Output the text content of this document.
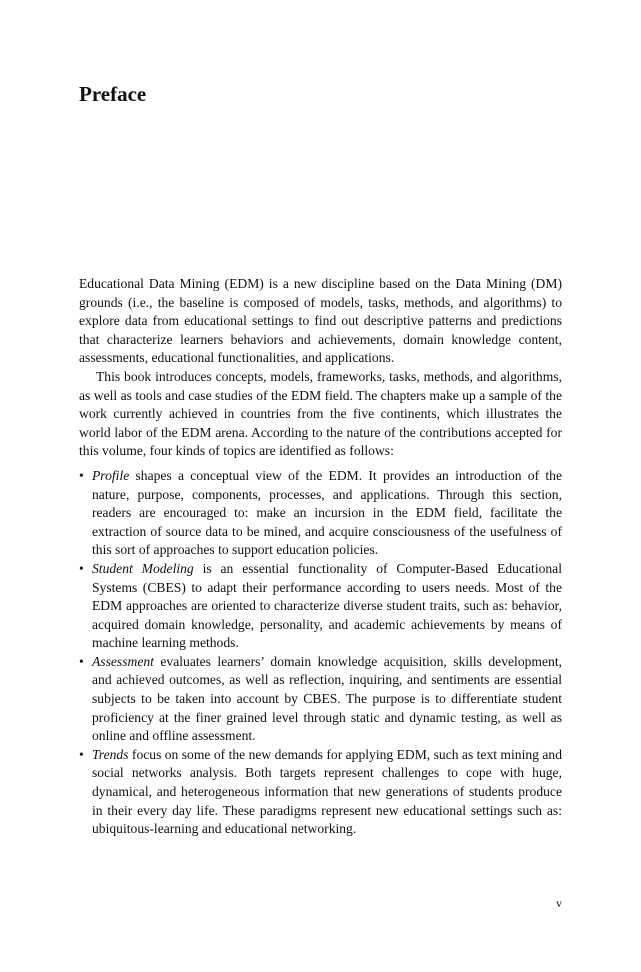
Preface

Educational Data Mining (EDM) is a new discipline based on the Data Mining (DM) grounds (i.e., the baseline is composed of models, tasks, methods, and algorithms) to explore data from educational settings to find out descriptive patterns and predictions that characterize learners behaviors and achievements, domain knowledge content, assessments, educational functionalities, and applications.

This book introduces concepts, models, frameworks, tasks, methods, and algorithms, as well as tools and case studies of the EDM field. The chapters make up a sample of the work currently achieved in countries from the five continents, which illustrates the world labor of the EDM arena. According to the nature of the contributions accepted for this volume, four kinds of topics are identified as follows:

• Profile shapes a conceptual view of the EDM. It provides an introduction of the nature, purpose, components, processes, and applications. Through this section, readers are encouraged to: make an incursion in the EDM field, facilitate the extraction of source data to be mined, and acquire consciousness of the usefulness of this sort of approaches to support education policies.
• Student Modeling is an essential functionality of Computer-Based Educational Systems (CBES) to adapt their performance according to users needs. Most of the EDM approaches are oriented to characterize diverse student traits, such as: behavior, acquired domain knowledge, personality, and academic achievements by means of machine learning methods.
• Assessment evaluates learners’ domain knowledge acquisition, skills development, and achieved outcomes, as well as reflection, inquiring, and sentiments are essential subjects to be taken into account by CBES. The purpose is to differentiate student proficiency at the finer grained level through static and dynamic testing, as well as online and offline assessment.
• Trends focus on some of the new demands for applying EDM, such as text mining and social networks analysis. Both targets represent challenges to cope with huge, dynamical, and heterogeneous information that new generations of students produce in their every day life. These paradigms represent new educational settings such as: ubiquitous-learning and educational networking.
v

**Do this**
Output each line exactly; omit every picture.

**Task response**
Output the text content of this document.
Preface

Educational Data Mining (EDM) is a new discipline based on the Data Mining (DM) grounds (i.e., the baseline is composed of models, tasks, methods, and algorithms) to explore data from educational settings to find out descriptive patterns and predictions that characterize learners behaviors and achievements, domain knowledge content, assessments, educational functionalities, and applications.

This book introduces concepts, models, frameworks, tasks, methods, and algorithms, as well as tools and case studies of the EDM field. The chapters make up a sample of the work currently achieved in countries from the five continents, which illustrates the world labor of the EDM arena. According to the nature of the contributions accepted for this volume, four kinds of topics are identified as follows:

• Profile shapes a conceptual view of the EDM. It provides an introduction of the nature, purpose, components, processes, and applications. Through this section, readers are encouraged to: make an incursion in the EDM field, facilitate the extraction of source data to be mined, and acquire consciousness of the usefulness of this sort of approaches to support education policies.
• Student Modeling is an essential functionality of Computer-Based Educational Systems (CBES) to adapt their performance according to users needs. Most of the EDM approaches are oriented to characterize diverse student traits, such as: behavior, acquired domain knowledge, personality, and academic achievements by means of machine learning methods.
• Assessment evaluates learners’ domain knowledge acquisition, skills development, and achieved outcomes, as well as reflection, inquiring, and sentiments are essential subjects to be taken into account by CBES. The purpose is to differentiate student proficiency at the finer grained level through static and dynamic testing, as well as online and offline assessment.
• Trends focus on some of the new demands for applying EDM, such as text mining and social networks analysis. Both targets represent challenges to cope with huge, dynamical, and heterogeneous information that new generations of students produce in their every day life. These paradigms represent new educational settings such as: ubiquitous-learning and educational networking.
v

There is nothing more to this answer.